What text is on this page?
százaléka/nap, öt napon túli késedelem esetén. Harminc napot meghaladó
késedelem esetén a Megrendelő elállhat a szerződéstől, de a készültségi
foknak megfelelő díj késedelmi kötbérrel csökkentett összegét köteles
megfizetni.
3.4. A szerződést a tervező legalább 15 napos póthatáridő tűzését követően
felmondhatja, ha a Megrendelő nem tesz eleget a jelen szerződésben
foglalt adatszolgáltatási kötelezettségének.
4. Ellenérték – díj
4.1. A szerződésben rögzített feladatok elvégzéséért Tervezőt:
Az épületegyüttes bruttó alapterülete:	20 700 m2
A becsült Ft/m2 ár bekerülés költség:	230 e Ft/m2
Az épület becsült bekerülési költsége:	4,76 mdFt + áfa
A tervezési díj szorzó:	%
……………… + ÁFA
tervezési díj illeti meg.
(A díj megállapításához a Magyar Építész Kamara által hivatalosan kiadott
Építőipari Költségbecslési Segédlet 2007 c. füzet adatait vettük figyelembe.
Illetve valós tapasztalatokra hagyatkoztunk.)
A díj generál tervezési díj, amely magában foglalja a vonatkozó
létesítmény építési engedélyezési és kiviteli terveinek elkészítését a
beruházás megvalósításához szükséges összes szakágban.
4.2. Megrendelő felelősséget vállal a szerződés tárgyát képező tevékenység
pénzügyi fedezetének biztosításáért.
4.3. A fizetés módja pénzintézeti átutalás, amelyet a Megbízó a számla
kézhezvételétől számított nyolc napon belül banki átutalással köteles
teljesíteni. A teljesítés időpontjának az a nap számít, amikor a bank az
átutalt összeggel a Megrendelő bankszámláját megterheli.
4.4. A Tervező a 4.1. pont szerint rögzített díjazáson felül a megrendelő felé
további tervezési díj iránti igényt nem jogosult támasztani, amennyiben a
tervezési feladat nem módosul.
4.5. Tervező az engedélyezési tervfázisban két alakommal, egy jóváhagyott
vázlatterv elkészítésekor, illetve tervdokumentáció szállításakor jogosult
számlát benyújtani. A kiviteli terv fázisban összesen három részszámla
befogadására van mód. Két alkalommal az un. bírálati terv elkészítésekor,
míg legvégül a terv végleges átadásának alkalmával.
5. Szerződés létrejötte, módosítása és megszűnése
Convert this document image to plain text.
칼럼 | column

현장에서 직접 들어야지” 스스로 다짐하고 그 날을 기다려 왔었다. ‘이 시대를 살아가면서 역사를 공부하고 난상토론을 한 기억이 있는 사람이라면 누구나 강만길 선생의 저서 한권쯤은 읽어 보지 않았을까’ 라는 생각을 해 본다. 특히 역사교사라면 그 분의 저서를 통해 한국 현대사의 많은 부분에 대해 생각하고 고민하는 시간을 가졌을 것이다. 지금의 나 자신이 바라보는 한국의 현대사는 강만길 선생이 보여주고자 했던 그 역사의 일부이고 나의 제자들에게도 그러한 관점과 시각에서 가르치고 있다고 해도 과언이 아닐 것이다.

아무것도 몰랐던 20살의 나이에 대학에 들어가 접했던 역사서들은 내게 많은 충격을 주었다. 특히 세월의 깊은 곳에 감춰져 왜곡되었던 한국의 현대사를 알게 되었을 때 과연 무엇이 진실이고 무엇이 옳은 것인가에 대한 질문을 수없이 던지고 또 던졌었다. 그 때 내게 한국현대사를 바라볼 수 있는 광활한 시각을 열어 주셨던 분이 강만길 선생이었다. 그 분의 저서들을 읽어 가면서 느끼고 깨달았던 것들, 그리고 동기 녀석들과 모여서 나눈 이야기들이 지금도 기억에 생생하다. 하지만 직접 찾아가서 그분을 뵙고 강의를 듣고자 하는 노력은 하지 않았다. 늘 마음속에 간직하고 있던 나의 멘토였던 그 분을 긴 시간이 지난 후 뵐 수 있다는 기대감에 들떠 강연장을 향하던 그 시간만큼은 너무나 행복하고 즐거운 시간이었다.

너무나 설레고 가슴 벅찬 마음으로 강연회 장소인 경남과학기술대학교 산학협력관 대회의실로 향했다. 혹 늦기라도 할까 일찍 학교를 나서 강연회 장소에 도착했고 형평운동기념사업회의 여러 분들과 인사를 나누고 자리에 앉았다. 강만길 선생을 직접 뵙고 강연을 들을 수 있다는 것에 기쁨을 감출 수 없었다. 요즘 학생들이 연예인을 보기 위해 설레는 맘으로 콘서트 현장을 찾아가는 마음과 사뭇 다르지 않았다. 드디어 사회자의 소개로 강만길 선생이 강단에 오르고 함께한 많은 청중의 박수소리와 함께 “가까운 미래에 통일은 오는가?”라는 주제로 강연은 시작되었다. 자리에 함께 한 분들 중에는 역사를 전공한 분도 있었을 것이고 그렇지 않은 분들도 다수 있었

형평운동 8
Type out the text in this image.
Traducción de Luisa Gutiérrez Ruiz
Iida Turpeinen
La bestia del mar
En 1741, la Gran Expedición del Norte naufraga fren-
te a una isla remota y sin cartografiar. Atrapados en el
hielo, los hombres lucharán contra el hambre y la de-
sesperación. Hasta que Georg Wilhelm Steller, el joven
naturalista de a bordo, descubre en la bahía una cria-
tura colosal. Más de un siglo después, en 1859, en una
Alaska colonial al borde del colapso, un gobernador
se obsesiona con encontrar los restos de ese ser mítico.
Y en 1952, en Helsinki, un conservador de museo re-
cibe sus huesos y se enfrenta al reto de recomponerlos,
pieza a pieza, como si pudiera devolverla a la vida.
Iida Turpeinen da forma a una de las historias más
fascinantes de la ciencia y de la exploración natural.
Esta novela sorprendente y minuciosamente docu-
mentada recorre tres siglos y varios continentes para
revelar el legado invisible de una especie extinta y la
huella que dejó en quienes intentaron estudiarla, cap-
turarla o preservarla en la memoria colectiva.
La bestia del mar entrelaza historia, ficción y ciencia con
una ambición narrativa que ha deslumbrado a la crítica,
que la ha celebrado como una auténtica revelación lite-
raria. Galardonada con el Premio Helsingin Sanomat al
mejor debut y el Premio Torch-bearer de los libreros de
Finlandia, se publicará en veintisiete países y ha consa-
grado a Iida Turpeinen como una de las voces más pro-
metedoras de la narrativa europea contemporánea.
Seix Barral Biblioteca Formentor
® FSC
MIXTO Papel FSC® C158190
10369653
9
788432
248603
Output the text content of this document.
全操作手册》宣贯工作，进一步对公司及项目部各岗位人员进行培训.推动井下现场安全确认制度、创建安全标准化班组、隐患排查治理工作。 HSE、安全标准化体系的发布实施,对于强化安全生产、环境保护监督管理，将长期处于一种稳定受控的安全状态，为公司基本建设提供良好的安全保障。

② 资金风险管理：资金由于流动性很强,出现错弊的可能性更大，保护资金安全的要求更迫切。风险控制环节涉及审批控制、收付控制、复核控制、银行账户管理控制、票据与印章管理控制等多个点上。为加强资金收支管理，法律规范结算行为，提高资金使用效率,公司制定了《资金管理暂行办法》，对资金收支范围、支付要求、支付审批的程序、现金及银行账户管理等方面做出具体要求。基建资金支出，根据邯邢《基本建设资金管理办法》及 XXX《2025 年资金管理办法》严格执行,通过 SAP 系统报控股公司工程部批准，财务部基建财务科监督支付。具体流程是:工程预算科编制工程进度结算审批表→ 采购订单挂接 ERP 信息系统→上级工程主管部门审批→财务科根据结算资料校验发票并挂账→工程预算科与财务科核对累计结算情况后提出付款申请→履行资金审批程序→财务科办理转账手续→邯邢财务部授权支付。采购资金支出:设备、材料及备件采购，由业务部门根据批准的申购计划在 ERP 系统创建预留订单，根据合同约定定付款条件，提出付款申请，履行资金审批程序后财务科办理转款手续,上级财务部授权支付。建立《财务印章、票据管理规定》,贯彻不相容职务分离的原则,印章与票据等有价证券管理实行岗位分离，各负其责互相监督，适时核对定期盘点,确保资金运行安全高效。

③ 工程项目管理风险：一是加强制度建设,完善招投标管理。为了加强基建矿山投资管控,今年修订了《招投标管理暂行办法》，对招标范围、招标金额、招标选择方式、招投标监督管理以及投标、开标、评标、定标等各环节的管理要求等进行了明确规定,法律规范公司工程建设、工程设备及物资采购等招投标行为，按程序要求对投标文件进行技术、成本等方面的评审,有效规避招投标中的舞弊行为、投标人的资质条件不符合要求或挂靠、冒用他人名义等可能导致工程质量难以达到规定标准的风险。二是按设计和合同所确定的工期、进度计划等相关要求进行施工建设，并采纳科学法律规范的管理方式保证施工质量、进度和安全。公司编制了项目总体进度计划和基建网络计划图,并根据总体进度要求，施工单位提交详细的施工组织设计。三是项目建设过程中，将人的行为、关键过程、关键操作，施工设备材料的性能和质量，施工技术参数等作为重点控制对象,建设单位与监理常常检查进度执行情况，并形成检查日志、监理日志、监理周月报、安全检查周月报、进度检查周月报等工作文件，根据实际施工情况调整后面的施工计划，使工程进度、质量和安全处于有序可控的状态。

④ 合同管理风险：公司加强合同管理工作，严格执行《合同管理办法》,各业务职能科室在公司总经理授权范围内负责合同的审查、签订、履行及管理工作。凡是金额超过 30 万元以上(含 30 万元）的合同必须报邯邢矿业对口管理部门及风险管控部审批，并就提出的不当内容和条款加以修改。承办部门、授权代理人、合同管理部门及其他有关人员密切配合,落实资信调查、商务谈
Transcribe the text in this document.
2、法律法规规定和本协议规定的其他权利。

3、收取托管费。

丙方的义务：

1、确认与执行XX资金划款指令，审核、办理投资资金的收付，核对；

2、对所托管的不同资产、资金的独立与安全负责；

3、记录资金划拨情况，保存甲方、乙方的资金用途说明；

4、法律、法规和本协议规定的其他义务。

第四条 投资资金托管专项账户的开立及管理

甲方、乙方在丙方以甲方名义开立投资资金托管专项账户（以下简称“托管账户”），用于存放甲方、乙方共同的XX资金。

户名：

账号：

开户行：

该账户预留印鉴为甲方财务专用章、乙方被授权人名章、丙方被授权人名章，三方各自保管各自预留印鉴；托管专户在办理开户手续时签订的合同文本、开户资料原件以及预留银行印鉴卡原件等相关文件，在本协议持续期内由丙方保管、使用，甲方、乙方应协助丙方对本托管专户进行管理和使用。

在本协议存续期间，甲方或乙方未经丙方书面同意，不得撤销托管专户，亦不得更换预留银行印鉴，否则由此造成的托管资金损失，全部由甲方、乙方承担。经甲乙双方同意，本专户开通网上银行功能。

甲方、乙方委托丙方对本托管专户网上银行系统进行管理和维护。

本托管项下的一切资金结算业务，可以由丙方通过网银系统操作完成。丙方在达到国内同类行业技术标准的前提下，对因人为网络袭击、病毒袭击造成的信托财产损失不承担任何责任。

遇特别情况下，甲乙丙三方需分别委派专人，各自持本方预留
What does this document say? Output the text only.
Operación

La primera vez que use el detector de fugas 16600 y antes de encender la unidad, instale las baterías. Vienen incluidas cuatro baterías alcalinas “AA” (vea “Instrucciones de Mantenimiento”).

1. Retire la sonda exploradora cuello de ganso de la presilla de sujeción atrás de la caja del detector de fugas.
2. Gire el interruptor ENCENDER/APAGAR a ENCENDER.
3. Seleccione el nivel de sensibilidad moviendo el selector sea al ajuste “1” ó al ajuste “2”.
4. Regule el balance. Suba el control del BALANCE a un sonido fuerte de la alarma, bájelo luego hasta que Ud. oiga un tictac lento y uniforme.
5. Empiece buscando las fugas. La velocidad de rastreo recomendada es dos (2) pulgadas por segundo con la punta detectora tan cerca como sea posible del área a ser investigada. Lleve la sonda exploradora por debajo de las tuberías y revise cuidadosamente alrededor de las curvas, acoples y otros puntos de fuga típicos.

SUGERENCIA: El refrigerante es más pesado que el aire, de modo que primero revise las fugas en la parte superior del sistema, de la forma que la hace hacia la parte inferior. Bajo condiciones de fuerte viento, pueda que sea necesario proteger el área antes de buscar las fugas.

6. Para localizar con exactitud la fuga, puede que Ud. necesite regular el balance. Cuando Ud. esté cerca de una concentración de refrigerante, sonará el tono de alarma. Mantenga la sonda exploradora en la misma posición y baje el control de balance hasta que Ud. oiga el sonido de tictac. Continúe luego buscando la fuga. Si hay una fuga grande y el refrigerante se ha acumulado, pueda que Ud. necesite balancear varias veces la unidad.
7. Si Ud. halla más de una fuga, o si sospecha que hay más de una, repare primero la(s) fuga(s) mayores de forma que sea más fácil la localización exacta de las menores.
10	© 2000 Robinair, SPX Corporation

GIVEN REQUEST: Find every line of the data that holds the string "exploradora", then say how many there are and nothing else.

THE RESULT: 3